### YOUR GOAL:
Will you write out the data exactly, excluding every picture?

### DATA FOR PROCESSING:
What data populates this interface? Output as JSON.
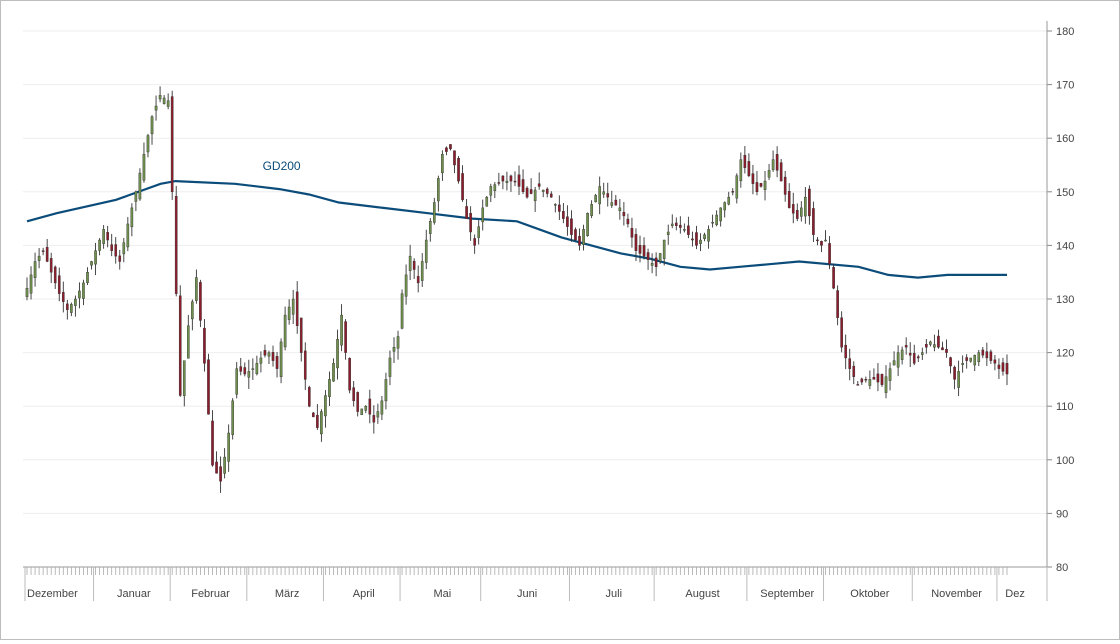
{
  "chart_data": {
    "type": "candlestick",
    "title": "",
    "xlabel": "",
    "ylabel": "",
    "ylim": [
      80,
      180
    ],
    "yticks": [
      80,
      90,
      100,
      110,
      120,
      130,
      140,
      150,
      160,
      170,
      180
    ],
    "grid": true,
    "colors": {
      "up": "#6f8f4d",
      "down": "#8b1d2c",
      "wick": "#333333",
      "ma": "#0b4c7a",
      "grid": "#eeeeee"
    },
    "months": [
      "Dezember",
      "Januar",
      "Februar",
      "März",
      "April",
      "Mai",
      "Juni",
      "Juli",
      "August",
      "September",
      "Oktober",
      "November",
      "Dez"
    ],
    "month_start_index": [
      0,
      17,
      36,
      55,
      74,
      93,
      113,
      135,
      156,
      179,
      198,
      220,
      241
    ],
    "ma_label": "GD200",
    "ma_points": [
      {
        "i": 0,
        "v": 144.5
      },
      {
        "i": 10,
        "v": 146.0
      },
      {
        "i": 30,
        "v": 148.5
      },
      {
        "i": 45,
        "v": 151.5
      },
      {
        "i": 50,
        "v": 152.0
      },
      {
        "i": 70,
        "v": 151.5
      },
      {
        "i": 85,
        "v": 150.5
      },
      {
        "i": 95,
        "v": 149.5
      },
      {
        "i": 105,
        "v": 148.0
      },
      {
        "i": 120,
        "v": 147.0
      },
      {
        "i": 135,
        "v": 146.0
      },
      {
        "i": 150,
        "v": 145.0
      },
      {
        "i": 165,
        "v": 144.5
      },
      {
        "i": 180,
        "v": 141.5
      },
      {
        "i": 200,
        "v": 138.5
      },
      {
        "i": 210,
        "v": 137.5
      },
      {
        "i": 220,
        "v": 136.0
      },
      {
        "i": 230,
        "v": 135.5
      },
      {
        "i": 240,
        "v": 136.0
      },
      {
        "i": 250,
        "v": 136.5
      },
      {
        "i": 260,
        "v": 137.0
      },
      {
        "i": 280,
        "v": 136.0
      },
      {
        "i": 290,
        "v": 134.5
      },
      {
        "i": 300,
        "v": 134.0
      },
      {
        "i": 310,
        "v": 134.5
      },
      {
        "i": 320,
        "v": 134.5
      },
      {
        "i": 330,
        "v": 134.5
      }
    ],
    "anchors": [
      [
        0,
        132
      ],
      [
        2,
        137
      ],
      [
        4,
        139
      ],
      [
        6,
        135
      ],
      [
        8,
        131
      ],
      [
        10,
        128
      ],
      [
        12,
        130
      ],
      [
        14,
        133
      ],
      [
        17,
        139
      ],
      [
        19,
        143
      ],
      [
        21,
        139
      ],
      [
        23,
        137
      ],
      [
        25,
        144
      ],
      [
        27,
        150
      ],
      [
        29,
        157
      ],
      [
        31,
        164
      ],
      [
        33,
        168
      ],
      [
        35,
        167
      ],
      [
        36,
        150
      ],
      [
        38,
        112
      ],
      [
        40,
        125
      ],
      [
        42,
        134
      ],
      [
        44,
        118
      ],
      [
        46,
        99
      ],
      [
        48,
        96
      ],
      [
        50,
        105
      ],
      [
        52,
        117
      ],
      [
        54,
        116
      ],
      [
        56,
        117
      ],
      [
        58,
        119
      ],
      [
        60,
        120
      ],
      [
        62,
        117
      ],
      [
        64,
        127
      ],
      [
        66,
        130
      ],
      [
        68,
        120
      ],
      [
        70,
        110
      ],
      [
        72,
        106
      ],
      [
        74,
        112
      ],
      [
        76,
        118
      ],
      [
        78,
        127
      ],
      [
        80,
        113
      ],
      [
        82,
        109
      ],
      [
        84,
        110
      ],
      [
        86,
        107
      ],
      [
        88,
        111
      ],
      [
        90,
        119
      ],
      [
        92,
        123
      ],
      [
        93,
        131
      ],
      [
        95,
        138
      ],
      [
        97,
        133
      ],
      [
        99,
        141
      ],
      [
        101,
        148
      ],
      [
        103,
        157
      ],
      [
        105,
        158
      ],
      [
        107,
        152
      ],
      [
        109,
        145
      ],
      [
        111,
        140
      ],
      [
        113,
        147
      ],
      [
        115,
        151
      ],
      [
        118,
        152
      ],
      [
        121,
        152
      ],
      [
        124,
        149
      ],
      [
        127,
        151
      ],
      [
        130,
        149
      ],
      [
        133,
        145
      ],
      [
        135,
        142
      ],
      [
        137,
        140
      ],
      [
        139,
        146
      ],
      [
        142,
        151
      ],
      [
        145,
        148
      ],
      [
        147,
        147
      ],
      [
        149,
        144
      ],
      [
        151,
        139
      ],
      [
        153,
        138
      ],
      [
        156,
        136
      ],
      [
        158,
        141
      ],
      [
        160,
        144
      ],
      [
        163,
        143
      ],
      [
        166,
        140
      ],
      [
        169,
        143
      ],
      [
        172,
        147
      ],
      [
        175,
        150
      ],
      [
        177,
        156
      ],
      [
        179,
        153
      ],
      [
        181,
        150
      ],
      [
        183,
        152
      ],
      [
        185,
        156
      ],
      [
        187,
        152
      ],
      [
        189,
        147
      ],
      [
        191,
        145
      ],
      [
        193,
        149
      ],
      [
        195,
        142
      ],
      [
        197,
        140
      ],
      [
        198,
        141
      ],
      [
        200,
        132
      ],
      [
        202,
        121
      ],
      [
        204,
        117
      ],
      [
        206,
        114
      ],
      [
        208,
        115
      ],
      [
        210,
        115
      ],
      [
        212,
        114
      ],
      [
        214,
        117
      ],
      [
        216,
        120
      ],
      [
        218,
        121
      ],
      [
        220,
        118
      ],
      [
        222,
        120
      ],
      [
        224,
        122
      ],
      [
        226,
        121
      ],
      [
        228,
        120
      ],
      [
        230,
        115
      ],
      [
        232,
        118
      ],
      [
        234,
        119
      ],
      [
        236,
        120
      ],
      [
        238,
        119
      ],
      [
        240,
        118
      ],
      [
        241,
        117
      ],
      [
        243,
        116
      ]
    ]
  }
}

### FINISHED TASK:
What data populates this interface? Output as JSON.
{
  "chart_data": {
    "type": "candlestick",
    "title": "",
    "xlabel": "",
    "ylabel": "",
    "ylim": [
      80,
      180
    ],
    "yticks": [
      80,
      90,
      100,
      110,
      120,
      130,
      140,
      150,
      160,
      170,
      180
    ],
    "grid": true,
    "colors": {
      "up": "#6f8f4d",
      "down": "#8b1d2c",
      "wick": "#333333",
      "ma": "#0b4c7a",
      "grid": "#eeeeee"
    },
    "months": [
      "Dezember",
      "Januar",
      "Februar",
      "März",
      "April",
      "Mai",
      "Juni",
      "Juli",
      "August",
      "September",
      "Oktober",
      "November",
      "Dez"
    ],
    "month_start_index": [
      0,
      17,
      36,
      55,
      74,
      93,
      113,
      135,
      156,
      179,
      198,
      220,
      241
    ],
    "ma_label": "GD200",
    "ma_points": [
      {
        "i": 0,
        "v": 144.5
      },
      {
        "i": 10,
        "v": 146.0
      },
      {
        "i": 30,
        "v": 148.5
      },
      {
        "i": 45,
        "v": 151.5
      },
      {
        "i": 50,
        "v": 152.0
      },
      {
        "i": 70,
        "v": 151.5
      },
      {
        "i": 85,
        "v": 150.5
      },
      {
        "i": 95,
        "v": 149.5
      },
      {
        "i": 105,
        "v": 148.0
      },
      {
        "i": 120,
        "v": 147.0
      },
      {
        "i": 135,
        "v": 146.0
      },
      {
        "i": 150,
        "v": 145.0
      },
      {
        "i": 165,
        "v": 144.5
      },
      {
        "i": 180,
        "v": 141.5
      },
      {
        "i": 200,
        "v": 138.5
      },
      {
        "i": 210,
        "v": 137.5
      },
      {
        "i": 220,
        "v": 136.0
      },
      {
        "i": 230,
        "v": 135.5
      },
      {
        "i": 240,
        "v": 136.0
      },
      {
        "i": 250,
        "v": 136.5
      },
      {
        "i": 260,
        "v": 137.0
      },
      {
        "i": 280,
        "v": 136.0
      },
      {
        "i": 290,
        "v": 134.5
      },
      {
        "i": 300,
        "v": 134.0
      },
      {
        "i": 310,
        "v": 134.5
      },
      {
        "i": 320,
        "v": 134.5
      },
      {
        "i": 330,
        "v": 134.5
      }
    ],
    "anchors": [
      [
        0,
        132
      ],
      [
        2,
        137
      ],
      [
        4,
        139
      ],
      [
        6,
        135
      ],
      [
        8,
        131
      ],
      [
        10,
        128
      ],
      [
        12,
        130
      ],
      [
        14,
        133
      ],
      [
        17,
        139
      ],
      [
        19,
        143
      ],
      [
        21,
        139
      ],
      [
        23,
        137
      ],
      [
        25,
        144
      ],
      [
        27,
        150
      ],
      [
        29,
        157
      ],
      [
        31,
        164
      ],
      [
        33,
        168
      ],
      [
        35,
        167
      ],
      [
        36,
        150
      ],
      [
        38,
        112
      ],
      [
        40,
        125
      ],
      [
        42,
        134
      ],
      [
        44,
        118
      ],
      [
        46,
        99
      ],
      [
        48,
        96
      ],
      [
        50,
        105
      ],
      [
        52,
        117
      ],
      [
        54,
        116
      ],
      [
        56,
        117
      ],
      [
        58,
        119
      ],
      [
        60,
        120
      ],
      [
        62,
        117
      ],
      [
        64,
        127
      ],
      [
        66,
        130
      ],
      [
        68,
        120
      ],
      [
        70,
        110
      ],
      [
        72,
        106
      ],
      [
        74,
        112
      ],
      [
        76,
        118
      ],
      [
        78,
        127
      ],
      [
        80,
        113
      ],
      [
        82,
        109
      ],
      [
        84,
        110
      ],
      [
        86,
        107
      ],
      [
        88,
        111
      ],
      [
        90,
        119
      ],
      [
        92,
        123
      ],
      [
        93,
        131
      ],
      [
        95,
        138
      ],
      [
        97,
        133
      ],
      [
        99,
        141
      ],
      [
        101,
        148
      ],
      [
        103,
        157
      ],
      [
        105,
        158
      ],
      [
        107,
        152
      ],
      [
        109,
        145
      ],
      [
        111,
        140
      ],
      [
        113,
        147
      ],
      [
        115,
        151
      ],
      [
        118,
        152
      ],
      [
        121,
        152
      ],
      [
        124,
        149
      ],
      [
        127,
        151
      ],
      [
        130,
        149
      ],
      [
        133,
        145
      ],
      [
        135,
        142
      ],
      [
        137,
        140
      ],
      [
        139,
        146
      ],
      [
        142,
        151
      ],
      [
        145,
        148
      ],
      [
        147,
        147
      ],
      [
        149,
        144
      ],
      [
        151,
        139
      ],
      [
        153,
        138
      ],
      [
        156,
        136
      ],
      [
        158,
        141
      ],
      [
        160,
        144
      ],
      [
        163,
        143
      ],
      [
        166,
        140
      ],
      [
        169,
        143
      ],
      [
        172,
        147
      ],
      [
        175,
        150
      ],
      [
        177,
        156
      ],
      [
        179,
        153
      ],
      [
        181,
        150
      ],
      [
        183,
        152
      ],
      [
        185,
        156
      ],
      [
        187,
        152
      ],
      [
        189,
        147
      ],
      [
        191,
        145
      ],
      [
        193,
        149
      ],
      [
        195,
        142
      ],
      [
        197,
        140
      ],
      [
        198,
        141
      ],
      [
        200,
        132
      ],
      [
        202,
        121
      ],
      [
        204,
        117
      ],
      [
        206,
        114
      ],
      [
        208,
        115
      ],
      [
        210,
        115
      ],
      [
        212,
        114
      ],
      [
        214,
        117
      ],
      [
        216,
        120
      ],
      [
        218,
        121
      ],
      [
        220,
        118
      ],
      [
        222,
        120
      ],
      [
        224,
        122
      ],
      [
        226,
        121
      ],
      [
        228,
        120
      ],
      [
        230,
        115
      ],
      [
        232,
        118
      ],
      [
        234,
        119
      ],
      [
        236,
        120
      ],
      [
        238,
        119
      ],
      [
        240,
        118
      ],
      [
        241,
        117
      ],
      [
        243,
        116
      ]
    ]
  }
}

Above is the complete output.